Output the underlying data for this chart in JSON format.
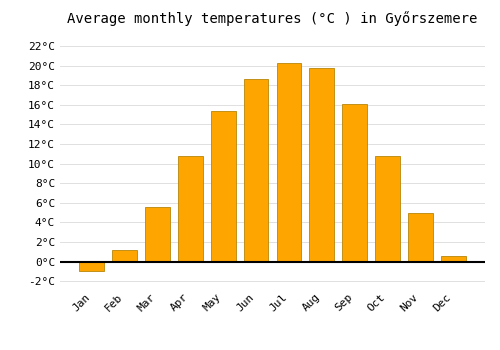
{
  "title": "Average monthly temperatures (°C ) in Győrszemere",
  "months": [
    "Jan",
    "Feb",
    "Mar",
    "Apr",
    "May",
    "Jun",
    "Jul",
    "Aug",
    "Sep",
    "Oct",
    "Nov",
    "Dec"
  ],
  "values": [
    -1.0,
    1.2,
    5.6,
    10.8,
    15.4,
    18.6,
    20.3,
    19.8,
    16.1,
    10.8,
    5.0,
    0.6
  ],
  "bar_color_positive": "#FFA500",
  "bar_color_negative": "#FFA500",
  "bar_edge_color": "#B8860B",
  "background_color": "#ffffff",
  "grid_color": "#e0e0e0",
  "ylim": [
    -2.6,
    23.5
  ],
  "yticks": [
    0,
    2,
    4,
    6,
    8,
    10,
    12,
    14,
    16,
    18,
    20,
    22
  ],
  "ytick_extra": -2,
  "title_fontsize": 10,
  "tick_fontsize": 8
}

——————————

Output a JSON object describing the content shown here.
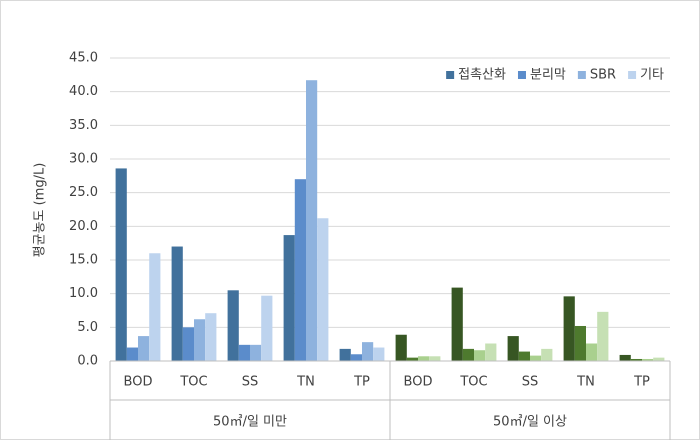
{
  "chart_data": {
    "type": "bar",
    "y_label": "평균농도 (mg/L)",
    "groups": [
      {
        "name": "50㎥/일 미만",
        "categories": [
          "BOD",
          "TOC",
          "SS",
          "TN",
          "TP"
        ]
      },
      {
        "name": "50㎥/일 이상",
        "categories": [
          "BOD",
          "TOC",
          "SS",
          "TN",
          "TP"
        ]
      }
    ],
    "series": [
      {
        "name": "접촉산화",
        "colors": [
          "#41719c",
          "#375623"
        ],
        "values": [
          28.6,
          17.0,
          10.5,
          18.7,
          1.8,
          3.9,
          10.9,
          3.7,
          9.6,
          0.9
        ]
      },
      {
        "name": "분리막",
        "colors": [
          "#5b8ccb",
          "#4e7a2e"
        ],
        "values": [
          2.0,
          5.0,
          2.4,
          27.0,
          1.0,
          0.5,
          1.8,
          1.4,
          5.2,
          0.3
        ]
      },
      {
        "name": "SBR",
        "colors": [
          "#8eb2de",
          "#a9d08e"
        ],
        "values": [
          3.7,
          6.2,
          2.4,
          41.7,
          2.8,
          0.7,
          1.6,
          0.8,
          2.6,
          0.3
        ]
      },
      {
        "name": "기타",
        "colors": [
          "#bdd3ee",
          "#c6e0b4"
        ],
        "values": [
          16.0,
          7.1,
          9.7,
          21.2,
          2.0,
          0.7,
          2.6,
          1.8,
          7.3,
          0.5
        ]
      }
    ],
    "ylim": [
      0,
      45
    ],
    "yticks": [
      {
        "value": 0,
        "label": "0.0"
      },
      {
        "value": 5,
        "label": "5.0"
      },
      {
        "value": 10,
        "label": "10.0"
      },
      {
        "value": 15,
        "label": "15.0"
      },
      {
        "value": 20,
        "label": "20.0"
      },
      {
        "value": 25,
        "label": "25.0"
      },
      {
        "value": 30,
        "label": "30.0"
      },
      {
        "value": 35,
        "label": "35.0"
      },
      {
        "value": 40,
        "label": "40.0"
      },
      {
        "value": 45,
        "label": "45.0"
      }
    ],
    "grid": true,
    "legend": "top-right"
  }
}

——————————

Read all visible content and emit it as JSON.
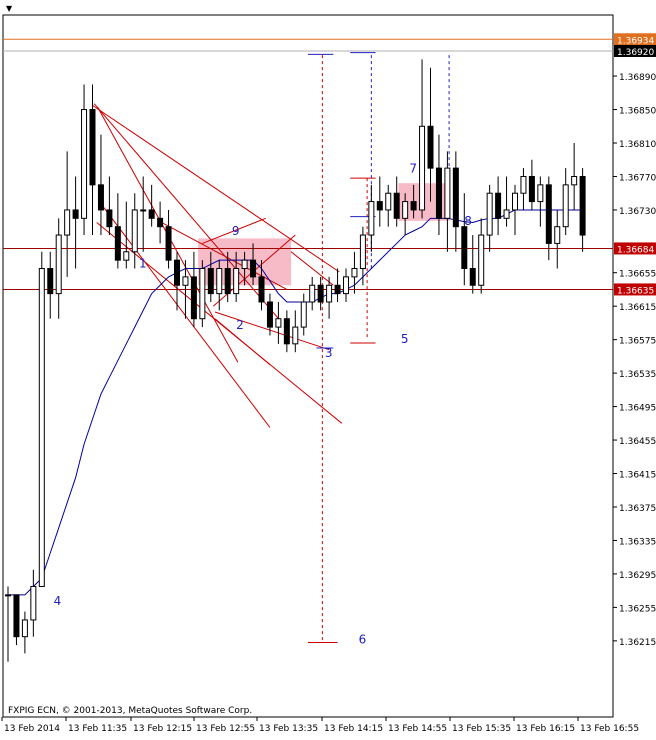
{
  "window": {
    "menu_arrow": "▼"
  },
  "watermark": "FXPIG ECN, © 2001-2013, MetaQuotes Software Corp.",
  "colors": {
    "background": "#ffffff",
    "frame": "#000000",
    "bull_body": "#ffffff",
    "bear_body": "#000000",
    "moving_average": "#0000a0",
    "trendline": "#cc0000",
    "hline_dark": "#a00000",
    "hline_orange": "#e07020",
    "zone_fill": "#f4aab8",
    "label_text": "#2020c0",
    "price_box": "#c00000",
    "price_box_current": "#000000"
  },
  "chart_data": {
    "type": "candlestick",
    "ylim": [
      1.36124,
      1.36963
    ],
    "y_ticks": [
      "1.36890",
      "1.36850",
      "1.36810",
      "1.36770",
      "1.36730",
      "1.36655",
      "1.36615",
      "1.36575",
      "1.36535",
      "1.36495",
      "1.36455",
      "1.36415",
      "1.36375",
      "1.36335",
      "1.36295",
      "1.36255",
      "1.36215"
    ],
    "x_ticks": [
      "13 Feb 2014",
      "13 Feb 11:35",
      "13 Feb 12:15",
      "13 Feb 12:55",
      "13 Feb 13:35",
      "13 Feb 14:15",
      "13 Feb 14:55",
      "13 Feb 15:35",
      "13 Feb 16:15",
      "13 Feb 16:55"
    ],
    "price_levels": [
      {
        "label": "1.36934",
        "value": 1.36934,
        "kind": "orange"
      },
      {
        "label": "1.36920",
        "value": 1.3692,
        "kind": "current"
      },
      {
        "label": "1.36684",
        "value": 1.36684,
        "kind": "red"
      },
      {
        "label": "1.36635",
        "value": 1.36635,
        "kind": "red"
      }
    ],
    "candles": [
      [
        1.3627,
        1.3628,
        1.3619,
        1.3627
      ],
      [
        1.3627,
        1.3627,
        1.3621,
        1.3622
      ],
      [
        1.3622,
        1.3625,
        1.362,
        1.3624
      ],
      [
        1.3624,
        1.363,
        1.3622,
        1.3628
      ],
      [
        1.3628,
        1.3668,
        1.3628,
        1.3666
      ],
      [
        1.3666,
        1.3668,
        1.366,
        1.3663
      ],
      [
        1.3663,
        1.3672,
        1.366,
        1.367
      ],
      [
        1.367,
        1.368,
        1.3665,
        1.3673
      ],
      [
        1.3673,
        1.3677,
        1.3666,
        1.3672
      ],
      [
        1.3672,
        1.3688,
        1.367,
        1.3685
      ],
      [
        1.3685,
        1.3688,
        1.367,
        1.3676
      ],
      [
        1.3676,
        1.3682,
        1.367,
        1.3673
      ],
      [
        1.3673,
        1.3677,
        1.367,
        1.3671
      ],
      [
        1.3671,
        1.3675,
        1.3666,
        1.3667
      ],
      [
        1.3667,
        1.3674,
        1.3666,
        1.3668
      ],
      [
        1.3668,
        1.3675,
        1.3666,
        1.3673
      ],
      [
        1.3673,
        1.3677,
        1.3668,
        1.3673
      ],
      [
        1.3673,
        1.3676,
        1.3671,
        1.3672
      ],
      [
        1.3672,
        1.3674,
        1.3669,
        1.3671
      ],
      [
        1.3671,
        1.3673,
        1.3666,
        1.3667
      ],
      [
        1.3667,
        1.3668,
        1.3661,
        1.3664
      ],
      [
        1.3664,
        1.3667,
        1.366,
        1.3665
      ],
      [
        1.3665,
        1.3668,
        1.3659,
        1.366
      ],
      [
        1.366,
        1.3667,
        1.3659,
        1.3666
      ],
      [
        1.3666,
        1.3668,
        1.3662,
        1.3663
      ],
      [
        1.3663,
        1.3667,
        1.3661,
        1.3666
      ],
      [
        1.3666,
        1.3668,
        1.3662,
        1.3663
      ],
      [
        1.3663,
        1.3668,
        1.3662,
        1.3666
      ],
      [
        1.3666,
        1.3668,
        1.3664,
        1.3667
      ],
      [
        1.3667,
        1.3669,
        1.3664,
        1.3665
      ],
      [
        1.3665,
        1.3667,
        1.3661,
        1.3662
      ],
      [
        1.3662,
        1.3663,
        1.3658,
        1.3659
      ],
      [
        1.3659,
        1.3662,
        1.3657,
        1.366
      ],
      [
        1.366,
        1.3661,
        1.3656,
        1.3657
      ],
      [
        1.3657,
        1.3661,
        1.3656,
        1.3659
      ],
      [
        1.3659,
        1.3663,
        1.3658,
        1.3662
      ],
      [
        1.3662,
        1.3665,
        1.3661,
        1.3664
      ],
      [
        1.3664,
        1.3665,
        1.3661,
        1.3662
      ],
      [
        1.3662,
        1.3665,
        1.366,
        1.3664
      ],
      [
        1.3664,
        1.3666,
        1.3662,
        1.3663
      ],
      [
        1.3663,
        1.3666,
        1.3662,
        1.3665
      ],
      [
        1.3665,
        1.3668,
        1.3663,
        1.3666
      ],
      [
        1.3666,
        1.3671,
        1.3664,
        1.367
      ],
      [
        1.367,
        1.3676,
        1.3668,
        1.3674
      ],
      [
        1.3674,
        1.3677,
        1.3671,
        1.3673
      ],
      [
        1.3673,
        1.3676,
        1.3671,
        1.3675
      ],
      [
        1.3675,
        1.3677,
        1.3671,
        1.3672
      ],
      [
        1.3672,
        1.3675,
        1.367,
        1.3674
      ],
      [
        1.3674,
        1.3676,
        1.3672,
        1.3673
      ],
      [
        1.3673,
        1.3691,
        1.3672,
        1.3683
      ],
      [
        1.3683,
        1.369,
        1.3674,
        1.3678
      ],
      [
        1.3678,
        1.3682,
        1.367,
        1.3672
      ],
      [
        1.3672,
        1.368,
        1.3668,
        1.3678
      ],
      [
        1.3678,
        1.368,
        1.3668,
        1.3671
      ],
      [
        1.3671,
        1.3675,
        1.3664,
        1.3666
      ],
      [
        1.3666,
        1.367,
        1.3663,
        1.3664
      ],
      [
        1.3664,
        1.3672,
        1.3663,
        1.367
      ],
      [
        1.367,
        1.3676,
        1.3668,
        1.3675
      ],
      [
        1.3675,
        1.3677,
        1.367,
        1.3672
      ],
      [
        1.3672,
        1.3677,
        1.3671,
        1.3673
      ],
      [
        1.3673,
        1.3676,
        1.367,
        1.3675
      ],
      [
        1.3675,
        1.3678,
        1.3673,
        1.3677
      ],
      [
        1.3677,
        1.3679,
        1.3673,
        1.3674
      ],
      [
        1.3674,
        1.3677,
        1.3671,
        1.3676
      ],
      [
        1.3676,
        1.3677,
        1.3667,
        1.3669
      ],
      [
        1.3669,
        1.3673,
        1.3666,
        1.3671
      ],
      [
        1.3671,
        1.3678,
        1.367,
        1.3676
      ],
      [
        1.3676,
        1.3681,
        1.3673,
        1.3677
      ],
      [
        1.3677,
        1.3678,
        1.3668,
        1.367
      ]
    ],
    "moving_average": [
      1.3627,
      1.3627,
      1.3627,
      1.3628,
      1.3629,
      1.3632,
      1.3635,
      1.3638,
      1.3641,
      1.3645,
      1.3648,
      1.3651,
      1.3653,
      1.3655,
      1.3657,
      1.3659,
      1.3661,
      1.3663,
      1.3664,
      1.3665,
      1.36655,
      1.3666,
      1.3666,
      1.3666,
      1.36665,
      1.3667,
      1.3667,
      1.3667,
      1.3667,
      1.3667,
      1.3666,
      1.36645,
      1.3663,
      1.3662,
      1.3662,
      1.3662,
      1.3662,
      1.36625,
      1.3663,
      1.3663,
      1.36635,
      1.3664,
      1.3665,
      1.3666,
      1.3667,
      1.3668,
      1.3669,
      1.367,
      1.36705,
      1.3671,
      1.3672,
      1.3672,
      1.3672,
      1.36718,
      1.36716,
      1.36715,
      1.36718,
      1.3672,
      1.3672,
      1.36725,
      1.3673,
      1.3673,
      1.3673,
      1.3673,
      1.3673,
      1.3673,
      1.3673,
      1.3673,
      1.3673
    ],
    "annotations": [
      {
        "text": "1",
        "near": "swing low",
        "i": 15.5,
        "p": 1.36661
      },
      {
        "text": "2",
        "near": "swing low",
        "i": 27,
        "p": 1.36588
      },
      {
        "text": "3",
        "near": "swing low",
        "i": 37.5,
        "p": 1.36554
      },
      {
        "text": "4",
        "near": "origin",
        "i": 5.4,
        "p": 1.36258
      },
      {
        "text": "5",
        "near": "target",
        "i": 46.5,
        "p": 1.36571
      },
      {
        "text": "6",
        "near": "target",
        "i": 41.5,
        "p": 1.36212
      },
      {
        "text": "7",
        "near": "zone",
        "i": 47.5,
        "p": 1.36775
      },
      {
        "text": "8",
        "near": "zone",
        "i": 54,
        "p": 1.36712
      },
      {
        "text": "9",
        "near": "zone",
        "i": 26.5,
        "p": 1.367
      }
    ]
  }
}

——————————

● **Task details**
Which lines contain the word "kind"? Return each of them.

● **Task answer**
        "kind": "orange"
        "kind": "current"
        "kind": "red"
        "kind": "red"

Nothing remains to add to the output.